• _Listed entries_:
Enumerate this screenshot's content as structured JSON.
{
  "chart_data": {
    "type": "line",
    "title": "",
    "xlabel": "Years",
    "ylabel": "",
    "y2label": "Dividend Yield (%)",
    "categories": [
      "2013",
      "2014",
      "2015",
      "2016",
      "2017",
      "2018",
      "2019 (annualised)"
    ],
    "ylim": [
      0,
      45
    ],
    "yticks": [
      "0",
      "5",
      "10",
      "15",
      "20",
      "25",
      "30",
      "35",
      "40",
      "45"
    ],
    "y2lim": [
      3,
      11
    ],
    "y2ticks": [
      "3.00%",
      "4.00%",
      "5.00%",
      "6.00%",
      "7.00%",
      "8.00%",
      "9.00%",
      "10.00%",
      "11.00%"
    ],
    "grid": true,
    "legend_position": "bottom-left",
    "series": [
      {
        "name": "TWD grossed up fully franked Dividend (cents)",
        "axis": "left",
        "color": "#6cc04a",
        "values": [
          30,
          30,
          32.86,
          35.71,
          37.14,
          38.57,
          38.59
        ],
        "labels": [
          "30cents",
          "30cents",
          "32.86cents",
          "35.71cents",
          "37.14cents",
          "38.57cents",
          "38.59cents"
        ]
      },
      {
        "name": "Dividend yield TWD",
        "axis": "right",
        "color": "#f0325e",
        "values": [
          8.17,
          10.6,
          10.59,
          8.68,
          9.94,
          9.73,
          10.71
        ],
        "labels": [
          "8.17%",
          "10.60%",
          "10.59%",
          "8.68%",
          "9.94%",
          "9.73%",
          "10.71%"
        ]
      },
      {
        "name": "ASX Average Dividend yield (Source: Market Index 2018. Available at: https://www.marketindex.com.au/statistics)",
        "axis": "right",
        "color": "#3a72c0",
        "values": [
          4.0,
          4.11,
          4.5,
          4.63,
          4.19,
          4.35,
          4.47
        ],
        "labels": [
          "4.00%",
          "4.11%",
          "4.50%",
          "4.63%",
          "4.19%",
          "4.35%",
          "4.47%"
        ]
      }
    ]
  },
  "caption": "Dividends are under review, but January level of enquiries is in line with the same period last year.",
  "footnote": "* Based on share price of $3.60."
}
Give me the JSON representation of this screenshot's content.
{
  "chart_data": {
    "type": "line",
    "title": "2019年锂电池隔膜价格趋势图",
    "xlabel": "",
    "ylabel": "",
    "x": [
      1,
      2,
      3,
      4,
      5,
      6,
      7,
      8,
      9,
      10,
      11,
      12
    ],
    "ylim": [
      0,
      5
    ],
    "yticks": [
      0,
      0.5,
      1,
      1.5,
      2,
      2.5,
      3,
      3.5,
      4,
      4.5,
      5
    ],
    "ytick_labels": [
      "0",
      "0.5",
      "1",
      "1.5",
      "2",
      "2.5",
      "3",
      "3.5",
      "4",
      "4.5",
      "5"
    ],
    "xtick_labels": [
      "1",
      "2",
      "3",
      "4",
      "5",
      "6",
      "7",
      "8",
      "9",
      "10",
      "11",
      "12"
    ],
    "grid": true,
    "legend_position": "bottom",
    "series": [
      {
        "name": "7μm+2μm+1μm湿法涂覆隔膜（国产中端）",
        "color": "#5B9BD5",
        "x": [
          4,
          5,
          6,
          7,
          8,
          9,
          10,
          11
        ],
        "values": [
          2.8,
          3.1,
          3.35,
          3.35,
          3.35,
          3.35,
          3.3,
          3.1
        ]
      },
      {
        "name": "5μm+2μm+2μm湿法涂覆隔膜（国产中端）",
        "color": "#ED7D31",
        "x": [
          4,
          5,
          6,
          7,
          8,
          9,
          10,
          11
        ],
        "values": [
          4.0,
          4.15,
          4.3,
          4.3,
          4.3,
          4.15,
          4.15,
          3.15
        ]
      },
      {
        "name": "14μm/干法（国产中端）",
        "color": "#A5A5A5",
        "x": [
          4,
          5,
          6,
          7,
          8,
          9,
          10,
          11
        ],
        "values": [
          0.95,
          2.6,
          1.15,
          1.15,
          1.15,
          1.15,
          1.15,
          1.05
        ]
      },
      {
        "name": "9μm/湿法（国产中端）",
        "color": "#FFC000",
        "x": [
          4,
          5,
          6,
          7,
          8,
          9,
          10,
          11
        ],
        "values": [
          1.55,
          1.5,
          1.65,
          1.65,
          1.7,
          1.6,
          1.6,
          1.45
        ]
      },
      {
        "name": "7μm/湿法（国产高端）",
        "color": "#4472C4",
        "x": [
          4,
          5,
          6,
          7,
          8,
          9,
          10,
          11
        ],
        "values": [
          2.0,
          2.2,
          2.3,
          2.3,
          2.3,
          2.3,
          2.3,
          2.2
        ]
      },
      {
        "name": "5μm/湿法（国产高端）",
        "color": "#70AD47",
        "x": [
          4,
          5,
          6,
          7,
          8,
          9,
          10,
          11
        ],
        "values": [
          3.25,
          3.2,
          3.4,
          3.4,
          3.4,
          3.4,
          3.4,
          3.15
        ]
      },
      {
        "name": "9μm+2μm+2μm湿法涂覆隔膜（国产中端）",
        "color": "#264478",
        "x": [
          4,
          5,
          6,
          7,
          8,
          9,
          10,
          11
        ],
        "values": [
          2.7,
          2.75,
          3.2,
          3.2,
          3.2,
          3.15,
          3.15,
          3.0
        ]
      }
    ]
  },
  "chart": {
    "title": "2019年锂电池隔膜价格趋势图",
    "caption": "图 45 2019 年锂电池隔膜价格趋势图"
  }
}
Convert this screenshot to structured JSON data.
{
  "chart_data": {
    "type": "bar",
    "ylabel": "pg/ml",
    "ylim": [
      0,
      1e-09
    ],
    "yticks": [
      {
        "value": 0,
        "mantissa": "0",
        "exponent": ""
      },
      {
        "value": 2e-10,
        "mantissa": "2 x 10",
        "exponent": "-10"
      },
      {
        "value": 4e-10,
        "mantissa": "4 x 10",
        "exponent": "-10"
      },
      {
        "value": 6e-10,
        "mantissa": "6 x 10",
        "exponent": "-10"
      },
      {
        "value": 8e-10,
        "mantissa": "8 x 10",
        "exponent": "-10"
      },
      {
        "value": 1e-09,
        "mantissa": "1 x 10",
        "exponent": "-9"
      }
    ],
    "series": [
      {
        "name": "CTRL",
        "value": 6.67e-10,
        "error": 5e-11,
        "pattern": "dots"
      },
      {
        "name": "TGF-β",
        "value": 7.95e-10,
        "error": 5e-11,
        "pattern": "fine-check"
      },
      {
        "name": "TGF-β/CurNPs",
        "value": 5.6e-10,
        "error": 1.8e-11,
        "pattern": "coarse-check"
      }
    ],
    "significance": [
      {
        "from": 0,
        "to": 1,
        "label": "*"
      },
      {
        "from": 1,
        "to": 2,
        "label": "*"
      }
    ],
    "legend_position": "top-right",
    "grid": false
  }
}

• _Task objective_: Word for word, restate all of the data shown above.

• _Full response_:
Enumerate this screenshot's content as structured JSON.
{
  "chart_data": {
    "type": "line",
    "title": "",
    "xlabel": "Years",
    "ylabel": "",
    "y2label": "Dividend Yield (%)",
    "categories": [
      "2013",
      "2014",
      "2015",
      "2016",
      "2017",
      "2018",
      "2019 (annualised)"
    ],
    "ylim": [
      0,
      45
    ],
    "yticks": [
      "0",
      "5",
      "10",
      "15",
      "20",
      "25",
      "30",
      "35",
      "40",
      "45"
    ],
    "y2lim": [
      3,
      11
    ],
    "y2ticks": [
      "3.00%",
      "4.00%",
      "5.00%",
      "6.00%",
      "7.00%",
      "8.00%",
      "9.00%",
      "10.00%",
      "11.00%"
    ],
    "grid": true,
    "legend_position": "bottom-left",
    "series": [
      {
        "name": "TWD grossed up fully franked Dividend (cents)",
        "axis": "left",
        "color": "#6cc04a",
        "values": [
          30,
          30,
          32.86,
          35.71,
          37.14,
          38.57,
          38.59
        ],
        "labels": [
          "30cents",
          "30cents",
          "32.86cents",
          "35.71cents",
          "37.14cents",
          "38.57cents",
          "38.59cents"
        ]
      },
      {
        "name": "Dividend yield TWD",
        "axis": "right",
        "color": "#f0325e",
        "values": [
          8.17,
          10.6,
          10.59,
          8.68,
          9.94,
          9.73,
          10.71
        ],
        "labels": [
          "8.17%",
          "10.60%",
          "10.59%",
          "8.68%",
          "9.94%",
          "9.73%",
          "10.71%"
        ]
      },
      {
        "name": "ASX Average Dividend yield (Source: Market Index 2018. Available at: https://www.marketindex.com.au/statistics)",
        "axis": "right",
        "color": "#3a72c0",
        "values": [
          4.0,
          4.11,
          4.5,
          4.63,
          4.19,
          4.35,
          4.47
        ],
        "labels": [
          "4.00%",
          "4.11%",
          "4.50%",
          "4.63%",
          "4.19%",
          "4.35%",
          "4.47%"
        ]
      }
    ]
  },
  "caption": "Dividends are under review, but January level of enquiries is in line with the same period last year.",
  "footnote": "* Based on share price of $3.60."
}
Give me the JSON representation of this screenshot's content.
{
  "chart_data": {
    "type": "line",
    "title": "2019年锂电池隔膜价格趋势图",
    "xlabel": "",
    "ylabel": "",
    "x": [
      1,
      2,
      3,
      4,
      5,
      6,
      7,
      8,
      9,
      10,
      11,
      12
    ],
    "ylim": [
      0,
      5
    ],
    "yticks": [
      0,
      0.5,
      1,
      1.5,
      2,
      2.5,
      3,
      3.5,
      4,
      4.5,
      5
    ],
    "ytick_labels": [
      "0",
      "0.5",
      "1",
      "1.5",
      "2",
      "2.5",
      "3",
      "3.5",
      "4",
      "4.5",
      "5"
    ],
    "xtick_labels": [
      "1",
      "2",
      "3",
      "4",
      "5",
      "6",
      "7",
      "8",
      "9",
      "10",
      "11",
      "12"
    ],
    "grid": true,
    "legend_position": "bottom",
    "series": [
      {
        "name": "7μm+2μm+1μm湿法涂覆隔膜（国产中端）",
        "color": "#5B9BD5",
        "x": [
          4,
          5,
          6,
          7,
          8,
          9,
          10,
          11
        ],
        "values": [
          2.8,
          3.1,
          3.35,
          3.35,
          3.35,
          3.35,
          3.3,
          3.1
        ]
      },
      {
        "name": "5μm+2μm+2μm湿法涂覆隔膜（国产中端）",
        "color": "#ED7D31",
        "x": [
          4,
          5,
          6,
          7,
          8,
          9,
          10,
          11
        ],
        "values": [
          4.0,
          4.15,
          4.3,
          4.3,
          4.3,
          4.15,
          4.15,
          3.15
        ]
      },
      {
        "name": "14μm/干法（国产中端）",
        "color": "#A5A5A5",
        "x": [
          4,
          5,
          6,
          7,
          8,
          9,
          10,
          11
        ],
        "values": [
          0.95,
          2.6,
          1.15,
          1.15,
          1.15,
          1.15,
          1.15,
          1.05
        ]
      },
      {
        "name": "9μm/湿法（国产中端）",
        "color": "#FFC000",
        "x": [
          4,
          5,
          6,
          7,
          8,
          9,
          10,
          11
        ],
        "values": [
          1.55,
          1.5,
          1.65,
          1.65,
          1.7,
          1.6,
          1.6,
          1.45
        ]
      },
      {
        "name": "7μm/湿法（国产高端）",
        "color": "#4472C4",
        "x": [
          4,
          5,
          6,
          7,
          8,
          9,
          10,
          11
        ],
        "values": [
          2.0,
          2.2,
          2.3,
          2.3,
          2.3,
          2.3,
          2.3,
          2.2
        ]
      },
      {
        "name": "5μm/湿法（国产高端）",
        "color": "#70AD47",
        "x": [
          4,
          5,
          6,
          7,
          8,
          9,
          10,
          11
        ],
        "values": [
          3.25,
          3.2,
          3.4,
          3.4,
          3.4,
          3.4,
          3.4,
          3.15
        ]
      },
      {
        "name": "9μm+2μm+2μm湿法涂覆隔膜（国产中端）",
        "color": "#264478",
        "x": [
          4,
          5,
          6,
          7,
          8,
          9,
          10,
          11
        ],
        "values": [
          2.7,
          2.75,
          3.2,
          3.2,
          3.2,
          3.15,
          3.15,
          3.0
        ]
      }
    ]
  },
  "chart": {
    "title": "2019年锂电池隔膜价格趋势图",
    "caption": "图 45 2019 年锂电池隔膜价格趋势图"
  }
}
Convert this screenshot to structured JSON data.
{
  "chart_data": {
    "type": "bar",
    "ylabel": "pg/ml",
    "ylim": [
      0,
      1e-09
    ],
    "yticks": [
      {
        "value": 0,
        "mantissa": "0",
        "exponent": ""
      },
      {
        "value": 2e-10,
        "mantissa": "2 x 10",
        "exponent": "-10"
      },
      {
        "value": 4e-10,
        "mantissa": "4 x 10",
        "exponent": "-10"
      },
      {
        "value": 6e-10,
        "mantissa": "6 x 10",
        "exponent": "-10"
      },
      {
        "value": 8e-10,
        "mantissa": "8 x 10",
        "exponent": "-10"
      },
      {
        "value": 1e-09,
        "mantissa": "1 x 10",
        "exponent": "-9"
      }
    ],
    "series": [
      {
        "name": "CTRL",
        "value": 6.67e-10,
        "error": 5e-11,
        "pattern": "dots"
      },
      {
        "name": "TGF-β",
        "value": 7.95e-10,
        "error": 5e-11,
        "pattern": "fine-check"
      },
      {
        "name": "TGF-β/CurNPs",
        "value": 5.6e-10,
        "error": 1.8e-11,
        "pattern": "coarse-check"
      }
    ],
    "significance": [
      {
        "from": 0,
        "to": 1,
        "label": "*"
      },
      {
        "from": 1,
        "to": 2,
        "label": "*"
      }
    ],
    "legend_position": "top-right",
    "grid": false
  }
}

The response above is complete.